## start
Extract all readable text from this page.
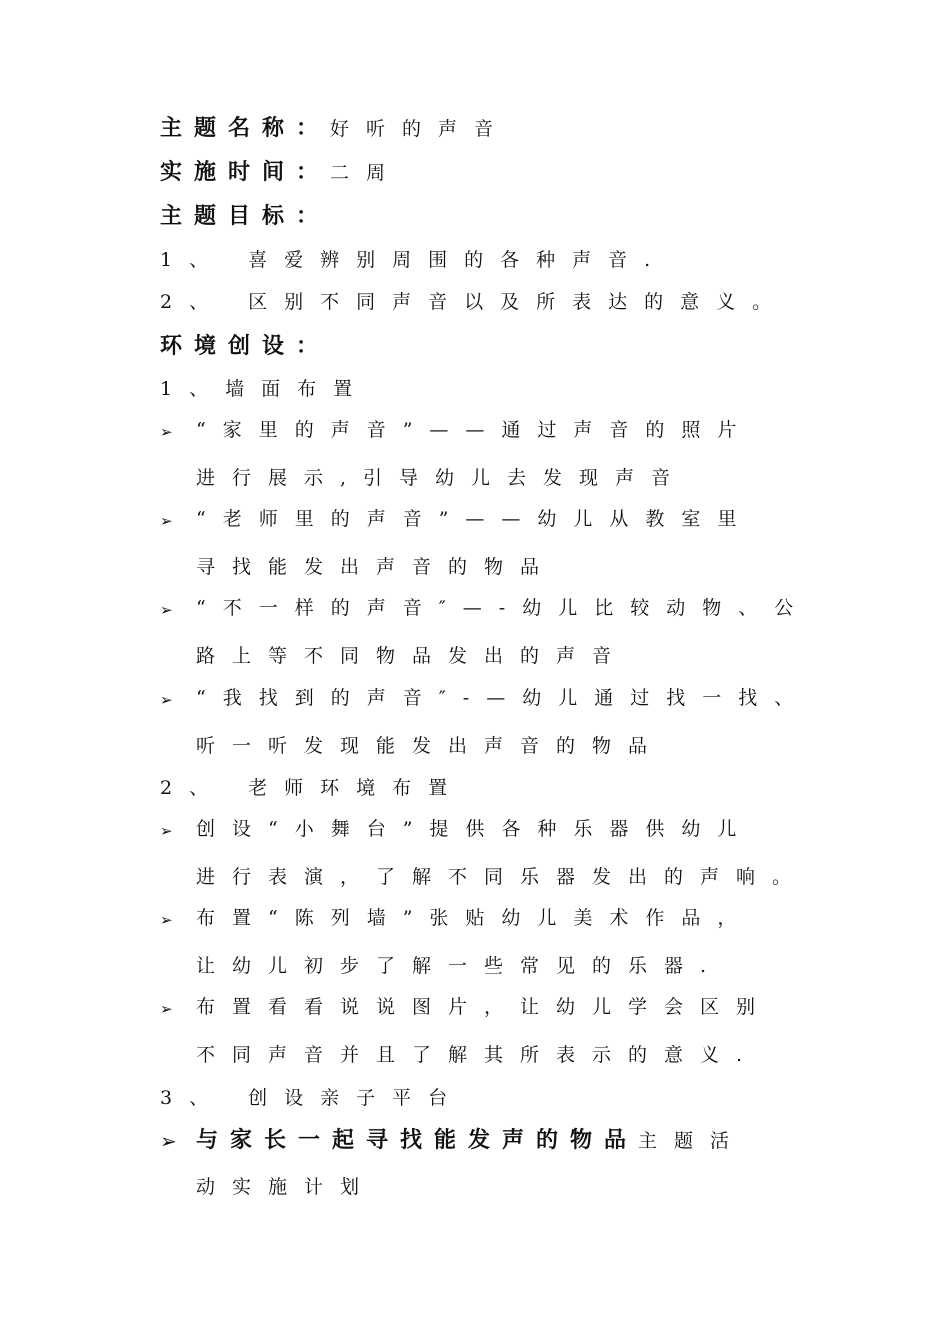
主题名称：好听的声音
实施时间：二周
主题目标：
1、 喜爱辨别周围的各种声音.
2、 区别不同声音以及所表达的意义。
环境创设：
1、墙面布置
➢ “家里的声音”——通过声音的照片
进行展示,引导幼儿去发现声音
➢ “老师里的声音”——幼儿从教室里
寻找能发出声音的物品
➢ “不一样的声音″—-幼儿比较动物、公
路上等不同物品发出的声音
➢ “我找到的声音″-—幼儿通过找一找、
听一听发现能发出声音的物品
2、 老师环境布置
➢ 创设“小舞台”提供各种乐器供幼儿
进行表演，了解不同乐器发出的声响。
➢ 布置“陈列墙”张贴幼儿美术作品，
让幼儿初步了解一些常见的乐器.
➢ 布置看看说说图片，让幼儿学会区别
不同声音并且了解其所表示的意义.
3、 创设亲子平台
➢ 与家长一起寻找能发声的物品主题活
动实施计划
## end
To do
Output, exactly, all the records above; include no pictures.

Written response
Extract all readable text from this page.
主题名称：好听的声音
实施时间：二周
主题目标：
1、 喜爱辨别周围的各种声音.
2、 区别不同声音以及所表达的意义。
环境创设：
1、墙面布置
➢ “家里的声音”——通过声音的照片
进行展示,引导幼儿去发现声音
➢ “老师里的声音”——幼儿从教室里
寻找能发出声音的物品
➢ “不一样的声音″—-幼儿比较动物、公
路上等不同物品发出的声音
➢ “我找到的声音″-—幼儿通过找一找、
听一听发现能发出声音的物品
2、 老师环境布置
➢ 创设“小舞台”提供各种乐器供幼儿
进行表演，了解不同乐器发出的声响。
➢ 布置“陈列墙”张贴幼儿美术作品，
让幼儿初步了解一些常见的乐器.
➢ 布置看看说说图片，让幼儿学会区别
不同声音并且了解其所表示的意义.
3、 创设亲子平台
➢ 与家长一起寻找能发声的物品主题活
动实施计划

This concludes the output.